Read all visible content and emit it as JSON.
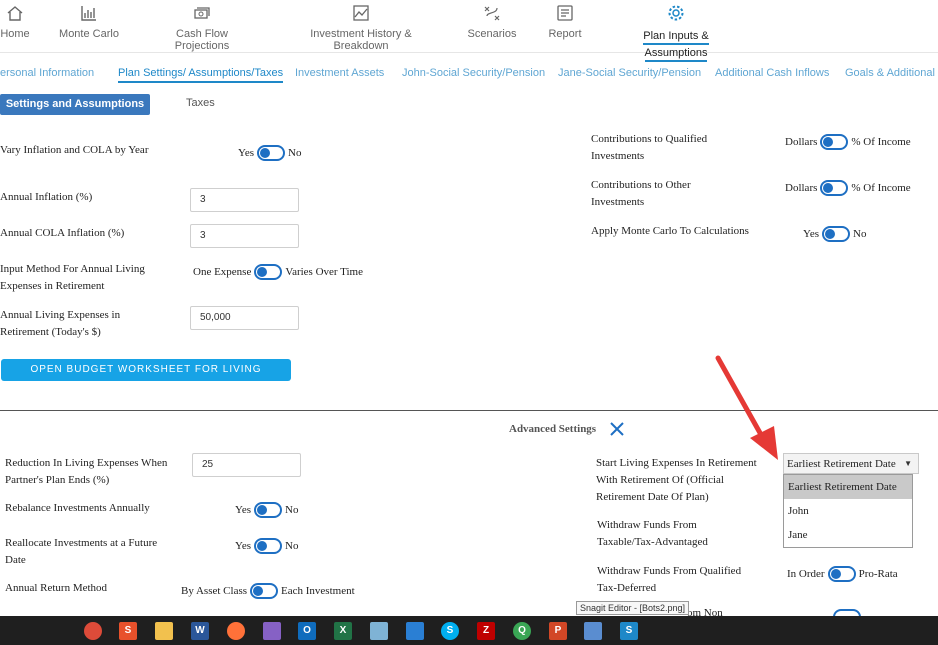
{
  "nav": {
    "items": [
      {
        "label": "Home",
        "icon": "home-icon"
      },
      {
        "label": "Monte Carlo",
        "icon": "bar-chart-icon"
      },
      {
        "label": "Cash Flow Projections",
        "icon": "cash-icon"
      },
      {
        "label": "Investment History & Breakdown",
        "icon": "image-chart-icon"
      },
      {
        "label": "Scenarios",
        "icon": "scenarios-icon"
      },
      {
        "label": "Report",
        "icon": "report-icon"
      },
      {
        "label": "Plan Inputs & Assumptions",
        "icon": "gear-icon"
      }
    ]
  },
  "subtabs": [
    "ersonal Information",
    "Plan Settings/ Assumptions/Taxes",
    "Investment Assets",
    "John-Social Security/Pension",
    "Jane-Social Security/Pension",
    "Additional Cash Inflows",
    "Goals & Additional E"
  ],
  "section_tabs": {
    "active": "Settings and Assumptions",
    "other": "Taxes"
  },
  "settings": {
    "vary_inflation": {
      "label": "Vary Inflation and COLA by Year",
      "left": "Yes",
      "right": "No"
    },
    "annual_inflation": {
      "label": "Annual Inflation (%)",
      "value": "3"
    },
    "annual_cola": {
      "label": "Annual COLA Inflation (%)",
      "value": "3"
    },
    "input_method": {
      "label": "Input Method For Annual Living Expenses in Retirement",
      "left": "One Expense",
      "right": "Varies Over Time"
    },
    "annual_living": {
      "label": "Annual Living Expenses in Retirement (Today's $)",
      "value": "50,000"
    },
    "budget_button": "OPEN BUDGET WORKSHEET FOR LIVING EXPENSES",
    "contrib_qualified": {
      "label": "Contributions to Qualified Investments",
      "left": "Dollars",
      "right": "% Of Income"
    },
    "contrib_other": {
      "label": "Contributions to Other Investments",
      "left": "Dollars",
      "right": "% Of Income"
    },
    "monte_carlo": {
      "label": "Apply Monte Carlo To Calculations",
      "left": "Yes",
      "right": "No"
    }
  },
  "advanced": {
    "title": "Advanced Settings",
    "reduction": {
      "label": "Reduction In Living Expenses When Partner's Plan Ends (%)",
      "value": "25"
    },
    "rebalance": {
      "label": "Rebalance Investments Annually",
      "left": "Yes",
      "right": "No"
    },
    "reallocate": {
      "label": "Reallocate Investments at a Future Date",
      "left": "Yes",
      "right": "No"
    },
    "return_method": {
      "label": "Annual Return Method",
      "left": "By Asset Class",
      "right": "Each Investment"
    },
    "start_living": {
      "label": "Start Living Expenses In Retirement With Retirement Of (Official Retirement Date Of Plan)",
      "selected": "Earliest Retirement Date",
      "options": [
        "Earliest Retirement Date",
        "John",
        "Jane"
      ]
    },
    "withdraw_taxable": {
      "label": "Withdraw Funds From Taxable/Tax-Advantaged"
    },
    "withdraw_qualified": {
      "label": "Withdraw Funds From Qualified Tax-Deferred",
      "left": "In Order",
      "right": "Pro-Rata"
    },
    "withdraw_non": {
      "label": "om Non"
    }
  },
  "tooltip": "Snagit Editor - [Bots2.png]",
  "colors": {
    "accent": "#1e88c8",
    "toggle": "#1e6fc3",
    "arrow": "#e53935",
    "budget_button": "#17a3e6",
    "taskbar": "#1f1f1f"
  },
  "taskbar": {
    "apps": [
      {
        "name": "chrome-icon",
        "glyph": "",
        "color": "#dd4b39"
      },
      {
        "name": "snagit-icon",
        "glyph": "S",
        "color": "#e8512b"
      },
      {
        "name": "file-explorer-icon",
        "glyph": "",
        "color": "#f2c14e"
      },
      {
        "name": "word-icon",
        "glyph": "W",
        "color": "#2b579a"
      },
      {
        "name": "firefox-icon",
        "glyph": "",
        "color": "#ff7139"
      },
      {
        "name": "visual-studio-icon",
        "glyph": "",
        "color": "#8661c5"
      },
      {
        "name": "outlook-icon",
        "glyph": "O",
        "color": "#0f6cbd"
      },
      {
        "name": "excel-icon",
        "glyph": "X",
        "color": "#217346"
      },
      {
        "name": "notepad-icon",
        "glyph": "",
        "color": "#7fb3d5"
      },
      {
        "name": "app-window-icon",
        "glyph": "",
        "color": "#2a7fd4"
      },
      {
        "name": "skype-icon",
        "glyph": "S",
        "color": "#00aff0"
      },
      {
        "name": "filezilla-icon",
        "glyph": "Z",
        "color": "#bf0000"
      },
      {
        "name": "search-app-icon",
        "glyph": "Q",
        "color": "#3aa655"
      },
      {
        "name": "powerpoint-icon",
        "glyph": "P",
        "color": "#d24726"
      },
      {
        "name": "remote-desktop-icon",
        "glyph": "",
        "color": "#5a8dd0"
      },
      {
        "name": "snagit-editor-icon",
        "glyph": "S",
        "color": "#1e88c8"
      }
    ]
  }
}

§ **Given problem**: Repeat the records above verbatim, with no pictures in the result.

§ **Expected answer**:
Read all visible content and emit it as JSON.
{
  "nav": {
    "items": [
      {
        "label": "Home",
        "icon": "home-icon"
      },
      {
        "label": "Monte Carlo",
        "icon": "bar-chart-icon"
      },
      {
        "label": "Cash Flow Projections",
        "icon": "cash-icon"
      },
      {
        "label": "Investment History & Breakdown",
        "icon": "image-chart-icon"
      },
      {
        "label": "Scenarios",
        "icon": "scenarios-icon"
      },
      {
        "label": "Report",
        "icon": "report-icon"
      },
      {
        "label": "Plan Inputs & Assumptions",
        "icon": "gear-icon"
      }
    ]
  },
  "subtabs": [
    "ersonal Information",
    "Plan Settings/ Assumptions/Taxes",
    "Investment Assets",
    "John-Social Security/Pension",
    "Jane-Social Security/Pension",
    "Additional Cash Inflows",
    "Goals & Additional E"
  ],
  "section_tabs": {
    "active": "Settings and Assumptions",
    "other": "Taxes"
  },
  "settings": {
    "vary_inflation": {
      "label": "Vary Inflation and COLA by Year",
      "left": "Yes",
      "right": "No"
    },
    "annual_inflation": {
      "label": "Annual Inflation (%)",
      "value": "3"
    },
    "annual_cola": {
      "label": "Annual COLA Inflation (%)",
      "value": "3"
    },
    "input_method": {
      "label": "Input Method For Annual Living Expenses in Retirement",
      "left": "One Expense",
      "right": "Varies Over Time"
    },
    "annual_living": {
      "label": "Annual Living Expenses in Retirement (Today's $)",
      "value": "50,000"
    },
    "budget_button": "OPEN BUDGET WORKSHEET FOR LIVING EXPENSES",
    "contrib_qualified": {
      "label": "Contributions to Qualified Investments",
      "left": "Dollars",
      "right": "% Of Income"
    },
    "contrib_other": {
      "label": "Contributions to Other Investments",
      "left": "Dollars",
      "right": "% Of Income"
    },
    "monte_carlo": {
      "label": "Apply Monte Carlo To Calculations",
      "left": "Yes",
      "right": "No"
    }
  },
  "advanced": {
    "title": "Advanced Settings",
    "reduction": {
      "label": "Reduction In Living Expenses When Partner's Plan Ends (%)",
      "value": "25"
    },
    "rebalance": {
      "label": "Rebalance Investments Annually",
      "left": "Yes",
      "right": "No"
    },
    "reallocate": {
      "label": "Reallocate Investments at a Future Date",
      "left": "Yes",
      "right": "No"
    },
    "return_method": {
      "label": "Annual Return Method",
      "left": "By Asset Class",
      "right": "Each Investment"
    },
    "start_living": {
      "label": "Start Living Expenses In Retirement With Retirement Of (Official Retirement Date Of Plan)",
      "selected": "Earliest Retirement Date",
      "options": [
        "Earliest Retirement Date",
        "John",
        "Jane"
      ]
    },
    "withdraw_taxable": {
      "label": "Withdraw Funds From Taxable/Tax-Advantaged"
    },
    "withdraw_qualified": {
      "label": "Withdraw Funds From Qualified Tax-Deferred",
      "left": "In Order",
      "right": "Pro-Rata"
    },
    "withdraw_non": {
      "label": "om Non"
    }
  },
  "tooltip": "Snagit Editor - [Bots2.png]",
  "colors": {
    "accent": "#1e88c8",
    "toggle": "#1e6fc3",
    "arrow": "#e53935",
    "budget_button": "#17a3e6",
    "taskbar": "#1f1f1f"
  },
  "taskbar": {
    "apps": [
      {
        "name": "chrome-icon",
        "glyph": "",
        "color": "#dd4b39"
      },
      {
        "name": "snagit-icon",
        "glyph": "S",
        "color": "#e8512b"
      },
      {
        "name": "file-explorer-icon",
        "glyph": "",
        "color": "#f2c14e"
      },
      {
        "name": "word-icon",
        "glyph": "W",
        "color": "#2b579a"
      },
      {
        "name": "firefox-icon",
        "glyph": "",
        "color": "#ff7139"
      },
      {
        "name": "visual-studio-icon",
        "glyph": "",
        "color": "#8661c5"
      },
      {
        "name": "outlook-icon",
        "glyph": "O",
        "color": "#0f6cbd"
      },
      {
        "name": "excel-icon",
        "glyph": "X",
        "color": "#217346"
      },
      {
        "name": "notepad-icon",
        "glyph": "",
        "color": "#7fb3d5"
      },
      {
        "name": "app-window-icon",
        "glyph": "",
        "color": "#2a7fd4"
      },
      {
        "name": "skype-icon",
        "glyph": "S",
        "color": "#00aff0"
      },
      {
        "name": "filezilla-icon",
        "glyph": "Z",
        "color": "#bf0000"
      },
      {
        "name": "search-app-icon",
        "glyph": "Q",
        "color": "#3aa655"
      },
      {
        "name": "powerpoint-icon",
        "glyph": "P",
        "color": "#d24726"
      },
      {
        "name": "remote-desktop-icon",
        "glyph": "",
        "color": "#5a8dd0"
      },
      {
        "name": "snagit-editor-icon",
        "glyph": "S",
        "color": "#1e88c8"
      }
    ]
  }
}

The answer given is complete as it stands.